__Task to complete__: Which lines of the data below hold "heading"? Copy each of them.

Content starts

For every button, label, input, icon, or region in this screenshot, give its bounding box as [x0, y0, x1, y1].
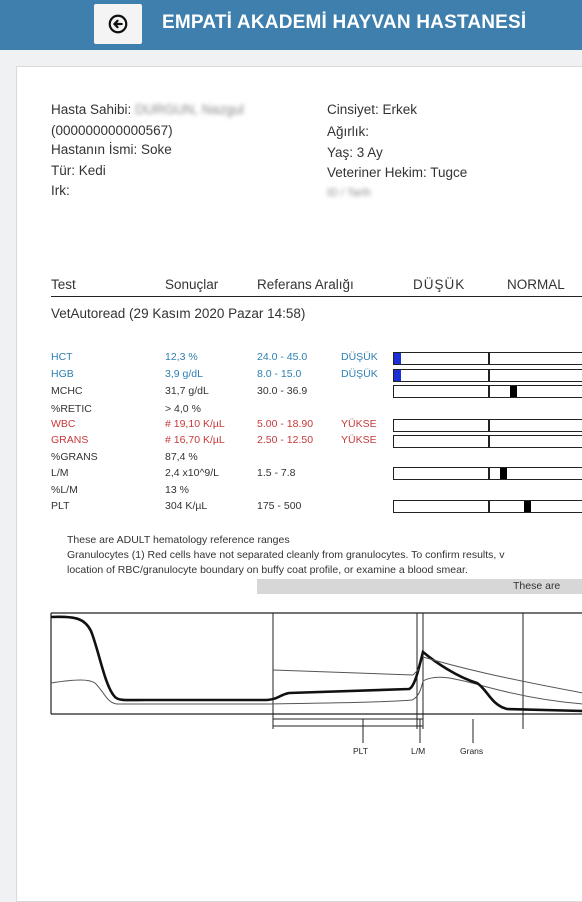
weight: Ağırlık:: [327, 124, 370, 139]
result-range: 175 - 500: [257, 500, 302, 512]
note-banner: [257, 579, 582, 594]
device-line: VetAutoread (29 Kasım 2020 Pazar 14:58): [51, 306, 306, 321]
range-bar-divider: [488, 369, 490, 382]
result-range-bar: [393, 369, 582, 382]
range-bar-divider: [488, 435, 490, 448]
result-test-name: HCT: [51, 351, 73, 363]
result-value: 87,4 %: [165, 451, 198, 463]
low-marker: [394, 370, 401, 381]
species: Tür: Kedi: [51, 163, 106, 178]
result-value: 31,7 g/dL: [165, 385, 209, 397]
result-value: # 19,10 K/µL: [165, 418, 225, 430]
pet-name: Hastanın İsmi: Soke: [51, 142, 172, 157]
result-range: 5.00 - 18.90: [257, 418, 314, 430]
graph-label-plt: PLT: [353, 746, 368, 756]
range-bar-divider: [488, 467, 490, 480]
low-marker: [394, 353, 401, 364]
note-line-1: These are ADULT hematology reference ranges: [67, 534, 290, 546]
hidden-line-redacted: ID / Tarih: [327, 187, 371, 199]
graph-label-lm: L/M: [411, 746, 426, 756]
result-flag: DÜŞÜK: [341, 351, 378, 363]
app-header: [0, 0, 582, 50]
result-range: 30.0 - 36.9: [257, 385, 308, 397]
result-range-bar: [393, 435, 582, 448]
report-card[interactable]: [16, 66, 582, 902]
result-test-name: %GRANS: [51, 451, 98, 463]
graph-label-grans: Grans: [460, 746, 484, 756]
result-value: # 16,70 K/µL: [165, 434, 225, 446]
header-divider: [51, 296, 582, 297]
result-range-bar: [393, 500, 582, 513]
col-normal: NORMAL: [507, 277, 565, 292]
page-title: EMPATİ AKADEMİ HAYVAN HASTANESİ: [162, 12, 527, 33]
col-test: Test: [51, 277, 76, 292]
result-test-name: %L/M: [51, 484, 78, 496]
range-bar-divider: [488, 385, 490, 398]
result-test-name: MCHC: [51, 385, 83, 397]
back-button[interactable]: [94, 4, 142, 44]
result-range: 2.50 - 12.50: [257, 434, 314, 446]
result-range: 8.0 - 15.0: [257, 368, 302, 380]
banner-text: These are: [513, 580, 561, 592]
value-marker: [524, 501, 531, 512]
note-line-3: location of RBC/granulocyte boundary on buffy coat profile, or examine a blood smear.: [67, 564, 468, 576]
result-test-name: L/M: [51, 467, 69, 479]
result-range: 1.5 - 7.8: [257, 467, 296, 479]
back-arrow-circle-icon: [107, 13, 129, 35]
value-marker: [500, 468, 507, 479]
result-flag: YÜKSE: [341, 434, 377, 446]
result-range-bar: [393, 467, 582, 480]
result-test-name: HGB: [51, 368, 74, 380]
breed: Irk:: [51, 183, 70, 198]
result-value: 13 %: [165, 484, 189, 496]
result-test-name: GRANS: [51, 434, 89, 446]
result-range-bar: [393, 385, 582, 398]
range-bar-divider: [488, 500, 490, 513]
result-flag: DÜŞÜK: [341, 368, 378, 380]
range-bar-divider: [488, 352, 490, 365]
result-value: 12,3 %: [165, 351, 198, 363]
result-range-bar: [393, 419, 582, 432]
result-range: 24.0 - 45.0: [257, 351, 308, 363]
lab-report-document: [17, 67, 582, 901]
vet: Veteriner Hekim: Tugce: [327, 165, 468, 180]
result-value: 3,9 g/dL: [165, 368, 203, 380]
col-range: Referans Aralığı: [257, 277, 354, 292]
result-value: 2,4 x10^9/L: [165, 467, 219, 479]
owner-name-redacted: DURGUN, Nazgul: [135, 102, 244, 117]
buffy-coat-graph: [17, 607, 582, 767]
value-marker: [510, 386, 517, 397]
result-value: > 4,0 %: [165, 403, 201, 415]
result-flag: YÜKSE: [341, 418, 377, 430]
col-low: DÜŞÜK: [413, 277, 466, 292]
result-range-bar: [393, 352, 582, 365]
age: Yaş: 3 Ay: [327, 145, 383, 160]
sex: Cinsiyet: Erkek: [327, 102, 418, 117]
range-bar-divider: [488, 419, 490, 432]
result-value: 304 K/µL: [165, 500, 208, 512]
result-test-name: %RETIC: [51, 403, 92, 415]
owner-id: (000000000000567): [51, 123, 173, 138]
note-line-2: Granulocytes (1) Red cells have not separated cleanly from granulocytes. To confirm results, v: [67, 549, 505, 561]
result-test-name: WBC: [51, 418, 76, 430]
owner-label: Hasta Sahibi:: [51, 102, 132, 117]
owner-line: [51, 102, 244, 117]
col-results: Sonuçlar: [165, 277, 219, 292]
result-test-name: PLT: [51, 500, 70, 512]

Content ends
Content starts

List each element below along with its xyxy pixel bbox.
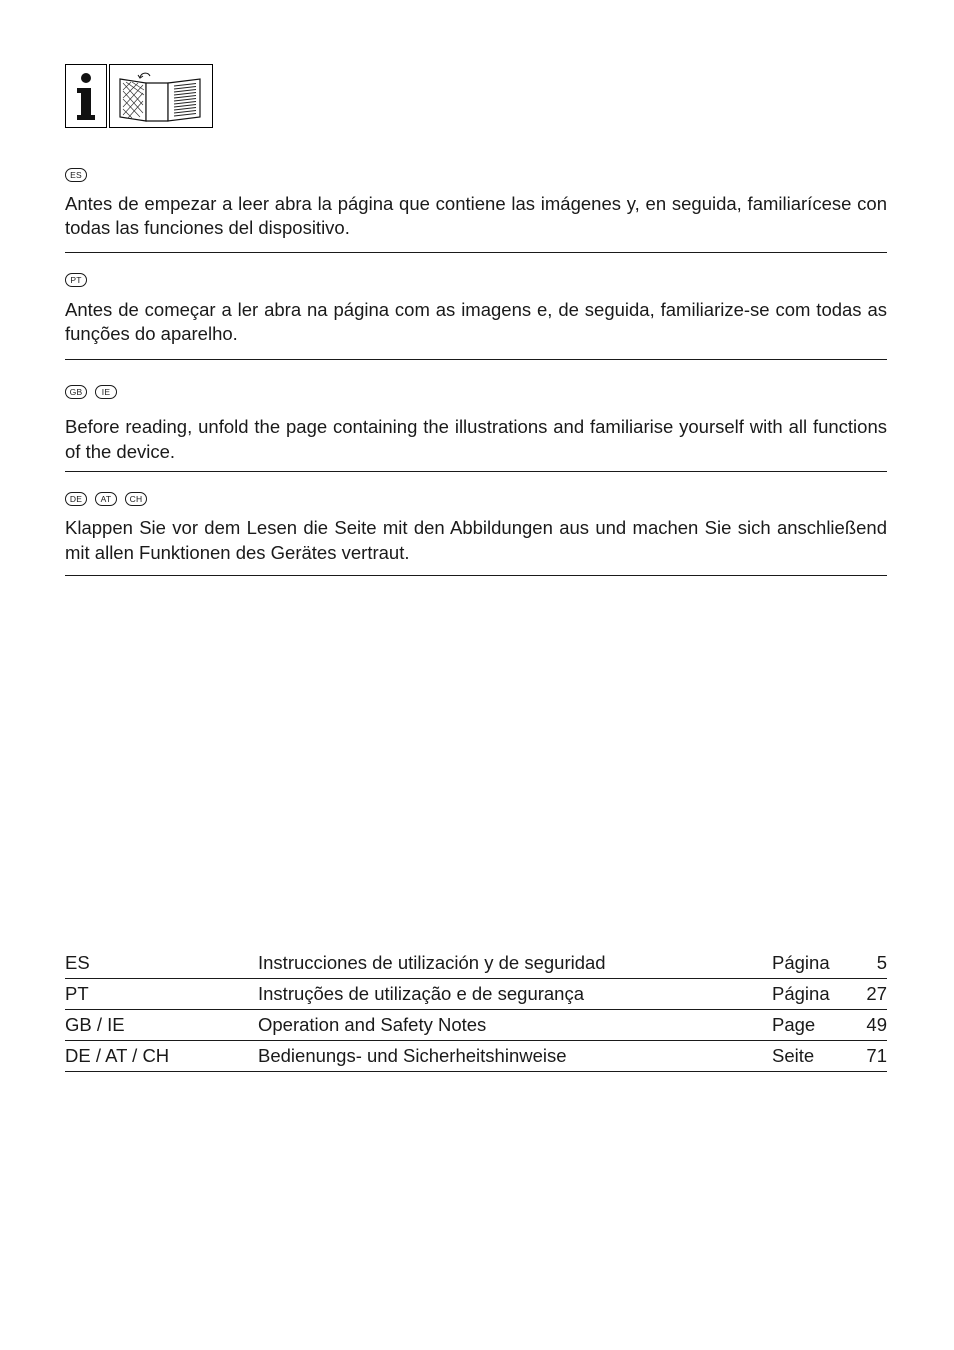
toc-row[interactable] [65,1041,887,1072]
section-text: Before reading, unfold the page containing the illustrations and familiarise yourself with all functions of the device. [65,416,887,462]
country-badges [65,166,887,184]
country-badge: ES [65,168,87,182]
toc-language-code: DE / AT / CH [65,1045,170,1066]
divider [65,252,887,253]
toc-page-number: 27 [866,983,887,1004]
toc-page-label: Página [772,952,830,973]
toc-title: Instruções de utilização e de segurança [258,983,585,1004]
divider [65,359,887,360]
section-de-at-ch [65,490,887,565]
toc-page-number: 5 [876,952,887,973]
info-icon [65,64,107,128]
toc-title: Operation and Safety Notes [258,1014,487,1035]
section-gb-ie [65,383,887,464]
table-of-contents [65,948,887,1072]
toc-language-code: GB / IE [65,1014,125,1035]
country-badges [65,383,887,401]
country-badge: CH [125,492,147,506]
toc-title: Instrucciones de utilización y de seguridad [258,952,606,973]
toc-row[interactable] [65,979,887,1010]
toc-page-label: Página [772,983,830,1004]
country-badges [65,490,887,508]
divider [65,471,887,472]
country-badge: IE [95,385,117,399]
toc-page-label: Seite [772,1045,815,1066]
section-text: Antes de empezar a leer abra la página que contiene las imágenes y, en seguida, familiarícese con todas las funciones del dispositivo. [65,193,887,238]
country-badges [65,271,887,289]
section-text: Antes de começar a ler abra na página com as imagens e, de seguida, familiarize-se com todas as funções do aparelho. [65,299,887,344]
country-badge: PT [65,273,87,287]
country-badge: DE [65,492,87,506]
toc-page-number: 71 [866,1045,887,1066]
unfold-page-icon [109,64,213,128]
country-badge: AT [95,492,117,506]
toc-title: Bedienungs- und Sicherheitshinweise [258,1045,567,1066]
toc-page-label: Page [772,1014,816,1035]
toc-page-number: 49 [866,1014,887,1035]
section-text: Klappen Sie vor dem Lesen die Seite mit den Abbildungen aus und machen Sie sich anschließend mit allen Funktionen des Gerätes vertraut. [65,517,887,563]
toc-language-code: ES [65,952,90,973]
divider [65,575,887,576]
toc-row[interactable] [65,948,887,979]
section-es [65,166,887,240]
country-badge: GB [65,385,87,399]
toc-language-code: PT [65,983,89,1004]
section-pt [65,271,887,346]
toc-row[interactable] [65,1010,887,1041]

Content ends
Content starts

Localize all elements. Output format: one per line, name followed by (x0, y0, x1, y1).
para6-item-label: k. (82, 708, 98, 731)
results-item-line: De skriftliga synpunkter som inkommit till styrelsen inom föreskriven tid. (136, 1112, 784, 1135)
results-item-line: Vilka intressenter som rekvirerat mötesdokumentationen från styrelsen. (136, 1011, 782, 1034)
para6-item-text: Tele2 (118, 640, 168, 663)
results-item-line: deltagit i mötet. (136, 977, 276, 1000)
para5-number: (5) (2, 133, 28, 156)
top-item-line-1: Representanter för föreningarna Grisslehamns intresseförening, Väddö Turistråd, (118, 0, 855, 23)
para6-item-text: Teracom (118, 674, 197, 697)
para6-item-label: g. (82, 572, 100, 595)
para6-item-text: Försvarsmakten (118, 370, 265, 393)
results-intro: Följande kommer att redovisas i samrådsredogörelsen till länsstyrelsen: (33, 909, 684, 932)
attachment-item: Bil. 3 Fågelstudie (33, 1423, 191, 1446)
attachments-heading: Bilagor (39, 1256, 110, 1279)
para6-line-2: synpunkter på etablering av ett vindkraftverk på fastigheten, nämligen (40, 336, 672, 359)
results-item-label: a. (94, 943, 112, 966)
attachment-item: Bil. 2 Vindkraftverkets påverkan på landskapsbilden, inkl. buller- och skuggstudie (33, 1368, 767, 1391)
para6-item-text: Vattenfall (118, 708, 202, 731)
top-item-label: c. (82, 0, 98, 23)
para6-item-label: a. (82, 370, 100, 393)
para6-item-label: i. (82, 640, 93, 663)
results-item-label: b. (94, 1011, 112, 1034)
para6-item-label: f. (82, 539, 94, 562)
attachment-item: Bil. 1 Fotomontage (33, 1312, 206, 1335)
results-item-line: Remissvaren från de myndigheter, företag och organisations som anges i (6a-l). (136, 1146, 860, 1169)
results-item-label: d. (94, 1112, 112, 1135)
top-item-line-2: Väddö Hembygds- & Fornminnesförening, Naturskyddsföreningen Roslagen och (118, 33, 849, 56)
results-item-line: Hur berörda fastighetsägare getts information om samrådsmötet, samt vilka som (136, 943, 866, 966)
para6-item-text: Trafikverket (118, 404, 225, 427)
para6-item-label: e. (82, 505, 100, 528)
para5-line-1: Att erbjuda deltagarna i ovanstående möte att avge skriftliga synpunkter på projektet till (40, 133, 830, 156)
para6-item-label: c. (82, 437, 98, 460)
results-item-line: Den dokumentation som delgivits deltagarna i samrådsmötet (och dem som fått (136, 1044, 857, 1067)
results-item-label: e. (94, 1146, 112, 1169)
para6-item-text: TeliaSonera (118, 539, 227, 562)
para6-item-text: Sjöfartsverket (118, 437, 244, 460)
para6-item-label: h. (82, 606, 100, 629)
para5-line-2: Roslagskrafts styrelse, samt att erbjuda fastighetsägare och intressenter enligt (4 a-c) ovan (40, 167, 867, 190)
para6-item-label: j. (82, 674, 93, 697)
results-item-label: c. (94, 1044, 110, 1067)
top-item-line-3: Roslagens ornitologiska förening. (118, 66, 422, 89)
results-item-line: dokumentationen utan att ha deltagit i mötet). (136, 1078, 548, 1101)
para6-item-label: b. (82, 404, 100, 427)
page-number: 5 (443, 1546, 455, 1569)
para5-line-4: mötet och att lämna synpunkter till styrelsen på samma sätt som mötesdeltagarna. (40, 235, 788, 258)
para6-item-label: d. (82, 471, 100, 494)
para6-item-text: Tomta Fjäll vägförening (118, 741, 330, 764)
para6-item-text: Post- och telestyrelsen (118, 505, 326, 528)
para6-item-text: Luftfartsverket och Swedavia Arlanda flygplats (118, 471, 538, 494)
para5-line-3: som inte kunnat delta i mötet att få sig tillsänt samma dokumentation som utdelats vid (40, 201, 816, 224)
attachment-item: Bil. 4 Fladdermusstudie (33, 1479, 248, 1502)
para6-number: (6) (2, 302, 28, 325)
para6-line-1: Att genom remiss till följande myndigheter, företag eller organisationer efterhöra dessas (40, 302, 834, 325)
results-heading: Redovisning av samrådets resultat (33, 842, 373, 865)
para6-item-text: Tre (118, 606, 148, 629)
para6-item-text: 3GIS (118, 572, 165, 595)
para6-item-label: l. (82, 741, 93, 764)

Content ends

__Response to the task__:
attachments-heading: Bilagor (39, 1256, 110, 1279)
results-heading: Redovisning av samrådets resultat (33, 842, 373, 865)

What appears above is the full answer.